Short exercise> Search the material for the string "должно", then return every line where it is found.
%%
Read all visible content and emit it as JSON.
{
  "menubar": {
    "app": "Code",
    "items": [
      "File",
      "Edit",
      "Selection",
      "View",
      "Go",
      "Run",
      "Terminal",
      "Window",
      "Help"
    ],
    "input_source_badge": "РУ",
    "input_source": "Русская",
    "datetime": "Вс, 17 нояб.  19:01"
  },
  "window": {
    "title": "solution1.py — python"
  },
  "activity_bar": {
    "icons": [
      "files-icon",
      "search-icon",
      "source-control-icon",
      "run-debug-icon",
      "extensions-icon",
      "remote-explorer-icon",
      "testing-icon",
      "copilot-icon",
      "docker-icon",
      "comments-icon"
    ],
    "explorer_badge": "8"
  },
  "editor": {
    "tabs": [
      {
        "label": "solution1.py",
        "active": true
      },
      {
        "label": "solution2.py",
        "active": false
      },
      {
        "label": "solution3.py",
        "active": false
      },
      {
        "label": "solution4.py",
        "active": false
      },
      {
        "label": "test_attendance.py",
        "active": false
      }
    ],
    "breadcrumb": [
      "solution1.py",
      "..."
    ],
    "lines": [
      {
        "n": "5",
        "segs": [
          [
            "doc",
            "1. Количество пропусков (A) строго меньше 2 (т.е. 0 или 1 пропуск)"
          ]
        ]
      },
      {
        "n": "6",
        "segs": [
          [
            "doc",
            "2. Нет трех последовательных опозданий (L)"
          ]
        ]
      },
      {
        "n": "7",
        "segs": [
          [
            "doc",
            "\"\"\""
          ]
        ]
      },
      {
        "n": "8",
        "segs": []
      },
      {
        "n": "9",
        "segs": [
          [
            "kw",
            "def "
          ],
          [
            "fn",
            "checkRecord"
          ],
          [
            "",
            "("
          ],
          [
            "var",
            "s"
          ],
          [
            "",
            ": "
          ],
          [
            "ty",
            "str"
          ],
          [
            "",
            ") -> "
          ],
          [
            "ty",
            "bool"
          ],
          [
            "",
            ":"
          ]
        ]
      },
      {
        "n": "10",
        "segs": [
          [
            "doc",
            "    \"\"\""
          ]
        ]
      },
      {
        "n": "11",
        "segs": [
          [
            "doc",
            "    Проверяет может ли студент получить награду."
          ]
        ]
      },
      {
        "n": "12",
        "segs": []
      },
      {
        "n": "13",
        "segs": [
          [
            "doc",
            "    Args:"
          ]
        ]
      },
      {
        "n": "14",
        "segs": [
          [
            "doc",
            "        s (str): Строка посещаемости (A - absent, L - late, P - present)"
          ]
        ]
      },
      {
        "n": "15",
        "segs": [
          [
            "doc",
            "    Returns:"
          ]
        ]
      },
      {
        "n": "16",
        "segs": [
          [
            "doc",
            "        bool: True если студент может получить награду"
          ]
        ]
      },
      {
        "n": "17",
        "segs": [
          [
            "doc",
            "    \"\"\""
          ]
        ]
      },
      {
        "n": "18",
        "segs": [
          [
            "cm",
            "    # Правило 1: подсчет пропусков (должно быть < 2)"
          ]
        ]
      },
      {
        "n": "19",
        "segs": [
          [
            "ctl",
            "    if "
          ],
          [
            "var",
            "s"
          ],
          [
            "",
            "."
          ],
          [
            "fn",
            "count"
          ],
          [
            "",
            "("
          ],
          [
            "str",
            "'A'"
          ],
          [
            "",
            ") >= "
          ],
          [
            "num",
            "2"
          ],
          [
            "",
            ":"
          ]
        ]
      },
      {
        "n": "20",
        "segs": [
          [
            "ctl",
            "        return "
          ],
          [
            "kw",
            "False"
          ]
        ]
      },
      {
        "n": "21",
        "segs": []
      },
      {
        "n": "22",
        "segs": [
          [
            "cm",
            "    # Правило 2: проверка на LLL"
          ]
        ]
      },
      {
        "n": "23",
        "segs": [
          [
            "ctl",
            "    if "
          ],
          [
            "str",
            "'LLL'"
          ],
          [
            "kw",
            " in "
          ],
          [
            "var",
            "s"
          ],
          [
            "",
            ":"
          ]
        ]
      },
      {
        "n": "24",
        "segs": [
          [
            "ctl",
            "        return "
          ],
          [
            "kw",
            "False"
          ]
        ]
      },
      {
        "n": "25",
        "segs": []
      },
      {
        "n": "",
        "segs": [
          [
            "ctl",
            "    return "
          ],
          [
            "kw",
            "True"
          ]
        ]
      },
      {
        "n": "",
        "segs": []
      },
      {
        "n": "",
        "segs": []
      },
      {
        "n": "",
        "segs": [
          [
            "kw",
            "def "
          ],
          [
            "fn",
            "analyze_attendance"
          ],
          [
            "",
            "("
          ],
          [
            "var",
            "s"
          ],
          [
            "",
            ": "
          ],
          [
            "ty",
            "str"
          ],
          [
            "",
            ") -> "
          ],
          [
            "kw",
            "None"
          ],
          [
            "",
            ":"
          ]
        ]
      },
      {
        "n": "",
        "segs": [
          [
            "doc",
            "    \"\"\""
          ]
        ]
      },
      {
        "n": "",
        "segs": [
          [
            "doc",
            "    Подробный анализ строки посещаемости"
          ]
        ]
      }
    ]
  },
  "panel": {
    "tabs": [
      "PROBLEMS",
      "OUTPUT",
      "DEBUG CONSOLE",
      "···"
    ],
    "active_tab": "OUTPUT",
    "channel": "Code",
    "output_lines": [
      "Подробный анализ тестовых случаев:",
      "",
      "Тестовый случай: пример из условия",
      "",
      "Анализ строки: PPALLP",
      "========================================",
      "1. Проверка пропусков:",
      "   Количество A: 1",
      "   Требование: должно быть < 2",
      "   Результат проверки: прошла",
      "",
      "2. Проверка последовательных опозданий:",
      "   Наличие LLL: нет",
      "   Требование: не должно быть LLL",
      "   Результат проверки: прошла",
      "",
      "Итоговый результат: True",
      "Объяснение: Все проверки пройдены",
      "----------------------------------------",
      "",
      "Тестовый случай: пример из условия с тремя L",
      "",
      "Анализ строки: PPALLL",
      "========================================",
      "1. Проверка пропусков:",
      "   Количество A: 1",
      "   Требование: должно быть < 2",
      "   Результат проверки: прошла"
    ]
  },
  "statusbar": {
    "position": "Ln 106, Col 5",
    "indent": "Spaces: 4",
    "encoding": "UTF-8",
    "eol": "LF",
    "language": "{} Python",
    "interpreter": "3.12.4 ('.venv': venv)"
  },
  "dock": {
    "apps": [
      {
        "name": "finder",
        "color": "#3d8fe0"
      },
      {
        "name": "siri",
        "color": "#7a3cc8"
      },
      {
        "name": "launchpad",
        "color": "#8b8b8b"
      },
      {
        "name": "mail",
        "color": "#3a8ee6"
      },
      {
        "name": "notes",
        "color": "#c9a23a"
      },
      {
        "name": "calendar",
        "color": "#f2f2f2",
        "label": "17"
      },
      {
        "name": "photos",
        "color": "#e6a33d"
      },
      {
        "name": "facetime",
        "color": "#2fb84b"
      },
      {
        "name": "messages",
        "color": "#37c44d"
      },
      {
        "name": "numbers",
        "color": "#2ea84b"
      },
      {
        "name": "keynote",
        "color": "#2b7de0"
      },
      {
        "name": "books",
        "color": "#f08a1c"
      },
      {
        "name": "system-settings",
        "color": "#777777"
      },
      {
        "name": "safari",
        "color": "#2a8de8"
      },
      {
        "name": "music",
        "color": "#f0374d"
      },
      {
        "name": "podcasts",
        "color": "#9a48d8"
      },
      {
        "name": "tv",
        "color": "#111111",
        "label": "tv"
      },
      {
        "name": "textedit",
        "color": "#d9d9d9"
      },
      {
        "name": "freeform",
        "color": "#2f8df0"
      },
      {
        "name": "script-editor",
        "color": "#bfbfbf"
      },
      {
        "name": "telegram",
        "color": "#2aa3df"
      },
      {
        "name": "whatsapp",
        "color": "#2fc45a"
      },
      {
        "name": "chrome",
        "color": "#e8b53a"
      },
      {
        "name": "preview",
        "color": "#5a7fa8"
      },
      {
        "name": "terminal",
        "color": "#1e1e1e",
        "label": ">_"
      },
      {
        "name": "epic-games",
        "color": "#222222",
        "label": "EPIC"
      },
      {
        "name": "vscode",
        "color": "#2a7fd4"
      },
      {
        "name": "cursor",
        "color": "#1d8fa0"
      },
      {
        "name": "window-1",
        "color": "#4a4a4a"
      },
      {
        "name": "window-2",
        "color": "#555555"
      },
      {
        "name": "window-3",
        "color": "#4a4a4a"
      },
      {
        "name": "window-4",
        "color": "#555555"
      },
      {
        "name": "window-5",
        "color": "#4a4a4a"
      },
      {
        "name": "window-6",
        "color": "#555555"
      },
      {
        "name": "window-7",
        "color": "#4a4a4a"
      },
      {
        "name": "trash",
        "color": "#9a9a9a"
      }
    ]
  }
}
%%
Problem solution>
            "    # Правило 1: подсчет пропусков (должно быть < 2)"
      "   Требование: должно быть < 2",
      "   Требование: не должно быть LLL",
      "   Требование: должно быть < 2",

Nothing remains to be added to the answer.